◆ YOUR INSTRUCTIONS
Reproduce all records verbatim.

(Extracted data entries)
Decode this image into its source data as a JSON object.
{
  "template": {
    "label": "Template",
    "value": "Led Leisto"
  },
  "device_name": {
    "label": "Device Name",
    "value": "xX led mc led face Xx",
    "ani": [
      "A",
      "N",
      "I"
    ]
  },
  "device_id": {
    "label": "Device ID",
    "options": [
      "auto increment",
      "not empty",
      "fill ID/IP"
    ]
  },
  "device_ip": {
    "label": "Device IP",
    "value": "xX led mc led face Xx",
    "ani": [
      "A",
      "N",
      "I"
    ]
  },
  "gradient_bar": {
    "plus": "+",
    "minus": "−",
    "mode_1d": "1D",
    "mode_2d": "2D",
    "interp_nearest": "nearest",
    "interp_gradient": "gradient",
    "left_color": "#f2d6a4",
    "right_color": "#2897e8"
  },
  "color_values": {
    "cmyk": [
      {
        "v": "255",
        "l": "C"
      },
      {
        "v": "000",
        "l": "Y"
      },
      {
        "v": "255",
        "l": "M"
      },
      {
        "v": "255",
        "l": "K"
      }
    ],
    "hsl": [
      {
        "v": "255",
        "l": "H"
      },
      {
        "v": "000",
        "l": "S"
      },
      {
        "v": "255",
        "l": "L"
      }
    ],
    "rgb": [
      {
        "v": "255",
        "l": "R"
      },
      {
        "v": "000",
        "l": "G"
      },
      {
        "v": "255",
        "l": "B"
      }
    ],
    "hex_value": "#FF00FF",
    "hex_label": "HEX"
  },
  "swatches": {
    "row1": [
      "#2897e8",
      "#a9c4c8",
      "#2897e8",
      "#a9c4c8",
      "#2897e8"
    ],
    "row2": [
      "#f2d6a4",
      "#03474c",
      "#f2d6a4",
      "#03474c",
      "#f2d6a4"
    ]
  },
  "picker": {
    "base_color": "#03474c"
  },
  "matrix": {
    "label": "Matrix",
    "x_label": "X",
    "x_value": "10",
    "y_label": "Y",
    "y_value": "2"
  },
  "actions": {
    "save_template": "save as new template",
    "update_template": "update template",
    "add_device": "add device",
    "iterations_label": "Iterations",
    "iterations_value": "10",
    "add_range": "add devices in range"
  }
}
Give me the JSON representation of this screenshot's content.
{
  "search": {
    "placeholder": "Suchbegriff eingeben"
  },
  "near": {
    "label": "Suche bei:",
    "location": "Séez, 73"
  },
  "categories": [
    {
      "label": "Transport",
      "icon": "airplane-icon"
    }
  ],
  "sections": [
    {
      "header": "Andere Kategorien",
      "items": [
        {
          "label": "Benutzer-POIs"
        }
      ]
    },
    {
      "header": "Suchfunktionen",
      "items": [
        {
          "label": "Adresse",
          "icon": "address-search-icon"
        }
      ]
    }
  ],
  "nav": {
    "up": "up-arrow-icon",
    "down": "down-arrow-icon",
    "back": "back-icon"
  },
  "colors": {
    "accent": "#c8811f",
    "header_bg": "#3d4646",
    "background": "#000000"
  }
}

◆ ANSWER
Decode this image into its source data as a JSON object.
{
  "template": {
    "label": "Template",
    "value": "Led Leisto"
  },
  "device_name": {
    "label": "Device Name",
    "value": "xX led mc led face Xx",
    "ani": [
      "A",
      "N",
      "I"
    ]
  },
  "device_id": {
    "label": "Device ID",
    "options": [
      "auto increment",
      "not empty",
      "fill ID/IP"
    ]
  },
  "device_ip": {
    "label": "Device IP",
    "value": "xX led mc led face Xx",
    "ani": [
      "A",
      "N",
      "I"
    ]
  },
  "gradient_bar": {
    "plus": "+",
    "minus": "−",
    "mode_1d": "1D",
    "mode_2d": "2D",
    "interp_nearest": "nearest",
    "interp_gradient": "gradient",
    "left_color": "#f2d6a4",
    "right_color": "#2897e8"
  },
  "color_values": {
    "cmyk": [
      {
        "v": "255",
        "l": "C"
      },
      {
        "v": "000",
        "l": "Y"
      },
      {
        "v": "255",
        "l": "M"
      },
      {
        "v": "255",
        "l": "K"
      }
    ],
    "hsl": [
      {
        "v": "255",
        "l": "H"
      },
      {
        "v": "000",
        "l": "S"
      },
      {
        "v": "255",
        "l": "L"
      }
    ],
    "rgb": [
      {
        "v": "255",
        "l": "R"
      },
      {
        "v": "000",
        "l": "G"
      },
      {
        "v": "255",
        "l": "B"
      }
    ],
    "hex_value": "#FF00FF",
    "hex_label": "HEX"
  },
  "swatches": {
    "row1": [
      "#2897e8",
      "#a9c4c8",
      "#2897e8",
      "#a9c4c8",
      "#2897e8"
    ],
    "row2": [
      "#f2d6a4",
      "#03474c",
      "#f2d6a4",
      "#03474c",
      "#f2d6a4"
    ]
  },
  "picker": {
    "base_color": "#03474c"
  },
  "matrix": {
    "label": "Matrix",
    "x_label": "X",
    "x_value": "10",
    "y_label": "Y",
    "y_value": "2"
  },
  "actions": {
    "save_template": "save as new template",
    "update_template": "update template",
    "add_device": "add device",
    "iterations_label": "Iterations",
    "iterations_value": "10",
    "add_range": "add devices in range"
  }
}
Give me the JSON representation of this screenshot's content.
{
  "search": {
    "placeholder": "Suchbegriff eingeben"
  },
  "near": {
    "label": "Suche bei:",
    "location": "Séez, 73"
  },
  "categories": [
    {
      "label": "Transport",
      "icon": "airplane-icon"
    }
  ],
  "sections": [
    {
      "header": "Andere Kategorien",
      "items": [
        {
          "label": "Benutzer-POIs"
        }
      ]
    },
    {
      "header": "Suchfunktionen",
      "items": [
        {
          "label": "Adresse",
          "icon": "address-search-icon"
        }
      ]
    }
  ],
  "nav": {
    "up": "up-arrow-icon",
    "down": "down-arrow-icon",
    "back": "back-icon"
  },
  "colors": {
    "accent": "#c8811f",
    "header_bg": "#3d4646",
    "background": "#000000"
  }
}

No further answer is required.